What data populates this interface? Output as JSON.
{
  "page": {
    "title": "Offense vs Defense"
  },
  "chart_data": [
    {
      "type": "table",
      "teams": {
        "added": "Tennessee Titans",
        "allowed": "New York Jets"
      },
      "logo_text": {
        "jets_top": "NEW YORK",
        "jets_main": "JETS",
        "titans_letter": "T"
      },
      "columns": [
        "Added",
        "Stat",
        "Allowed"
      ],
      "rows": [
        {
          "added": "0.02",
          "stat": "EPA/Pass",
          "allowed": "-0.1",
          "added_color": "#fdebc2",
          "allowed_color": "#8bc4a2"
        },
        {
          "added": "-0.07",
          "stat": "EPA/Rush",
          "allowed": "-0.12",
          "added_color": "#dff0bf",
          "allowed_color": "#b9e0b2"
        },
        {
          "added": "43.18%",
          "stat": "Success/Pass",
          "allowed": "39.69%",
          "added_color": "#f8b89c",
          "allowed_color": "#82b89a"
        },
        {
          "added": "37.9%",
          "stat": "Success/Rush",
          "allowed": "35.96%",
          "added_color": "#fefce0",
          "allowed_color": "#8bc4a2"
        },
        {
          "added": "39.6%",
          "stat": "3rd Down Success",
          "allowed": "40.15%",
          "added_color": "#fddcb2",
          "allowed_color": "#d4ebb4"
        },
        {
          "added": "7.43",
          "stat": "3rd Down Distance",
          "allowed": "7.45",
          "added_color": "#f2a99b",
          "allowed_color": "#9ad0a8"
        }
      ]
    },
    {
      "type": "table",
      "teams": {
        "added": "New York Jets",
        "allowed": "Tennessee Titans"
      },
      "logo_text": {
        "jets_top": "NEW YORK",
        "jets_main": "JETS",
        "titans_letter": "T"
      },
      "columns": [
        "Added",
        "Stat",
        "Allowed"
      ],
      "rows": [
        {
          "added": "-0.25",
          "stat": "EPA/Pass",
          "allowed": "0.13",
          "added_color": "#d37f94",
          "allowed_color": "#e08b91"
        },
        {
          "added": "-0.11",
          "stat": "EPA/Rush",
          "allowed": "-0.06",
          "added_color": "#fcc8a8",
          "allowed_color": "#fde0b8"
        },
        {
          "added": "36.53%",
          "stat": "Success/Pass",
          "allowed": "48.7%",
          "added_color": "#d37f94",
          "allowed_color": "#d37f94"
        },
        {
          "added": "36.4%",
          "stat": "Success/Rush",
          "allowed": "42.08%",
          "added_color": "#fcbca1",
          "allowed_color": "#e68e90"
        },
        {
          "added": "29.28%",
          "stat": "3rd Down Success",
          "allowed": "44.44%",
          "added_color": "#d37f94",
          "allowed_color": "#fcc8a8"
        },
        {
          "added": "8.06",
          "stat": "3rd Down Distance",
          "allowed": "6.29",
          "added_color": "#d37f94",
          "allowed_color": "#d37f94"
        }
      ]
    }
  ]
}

★ ★ ★ ★ ★

_Exercise description:_ Repeat the material above in full, quoting it exactly.

_Written response:_
What data populates this interface? Output as JSON.
{
  "page": {
    "title": "Offense vs Defense"
  },
  "chart_data": [
    {
      "type": "table",
      "teams": {
        "added": "Tennessee Titans",
        "allowed": "New York Jets"
      },
      "logo_text": {
        "jets_top": "NEW YORK",
        "jets_main": "JETS",
        "titans_letter": "T"
      },
      "columns": [
        "Added",
        "Stat",
        "Allowed"
      ],
      "rows": [
        {
          "added": "0.02",
          "stat": "EPA/Pass",
          "allowed": "-0.1",
          "added_color": "#fdebc2",
          "allowed_color": "#8bc4a2"
        },
        {
          "added": "-0.07",
          "stat": "EPA/Rush",
          "allowed": "-0.12",
          "added_color": "#dff0bf",
          "allowed_color": "#b9e0b2"
        },
        {
          "added": "43.18%",
          "stat": "Success/Pass",
          "allowed": "39.69%",
          "added_color": "#f8b89c",
          "allowed_color": "#82b89a"
        },
        {
          "added": "37.9%",
          "stat": "Success/Rush",
          "allowed": "35.96%",
          "added_color": "#fefce0",
          "allowed_color": "#8bc4a2"
        },
        {
          "added": "39.6%",
          "stat": "3rd Down Success",
          "allowed": "40.15%",
          "added_color": "#fddcb2",
          "allowed_color": "#d4ebb4"
        },
        {
          "added": "7.43",
          "stat": "3rd Down Distance",
          "allowed": "7.45",
          "added_color": "#f2a99b",
          "allowed_color": "#9ad0a8"
        }
      ]
    },
    {
      "type": "table",
      "teams": {
        "added": "New York Jets",
        "allowed": "Tennessee Titans"
      },
      "logo_text": {
        "jets_top": "NEW YORK",
        "jets_main": "JETS",
        "titans_letter": "T"
      },
      "columns": [
        "Added",
        "Stat",
        "Allowed"
      ],
      "rows": [
        {
          "added": "-0.25",
          "stat": "EPA/Pass",
          "allowed": "0.13",
          "added_color": "#d37f94",
          "allowed_color": "#e08b91"
        },
        {
          "added": "-0.11",
          "stat": "EPA/Rush",
          "allowed": "-0.06",
          "added_color": "#fcc8a8",
          "allowed_color": "#fde0b8"
        },
        {
          "added": "36.53%",
          "stat": "Success/Pass",
          "allowed": "48.7%",
          "added_color": "#d37f94",
          "allowed_color": "#d37f94"
        },
        {
          "added": "36.4%",
          "stat": "Success/Rush",
          "allowed": "42.08%",
          "added_color": "#fcbca1",
          "allowed_color": "#e68e90"
        },
        {
          "added": "29.28%",
          "stat": "3rd Down Success",
          "allowed": "44.44%",
          "added_color": "#d37f94",
          "allowed_color": "#fcc8a8"
        },
        {
          "added": "8.06",
          "stat": "3rd Down Distance",
          "allowed": "6.29",
          "added_color": "#d37f94",
          "allowed_color": "#d37f94"
        }
      ]
    }
  ]
}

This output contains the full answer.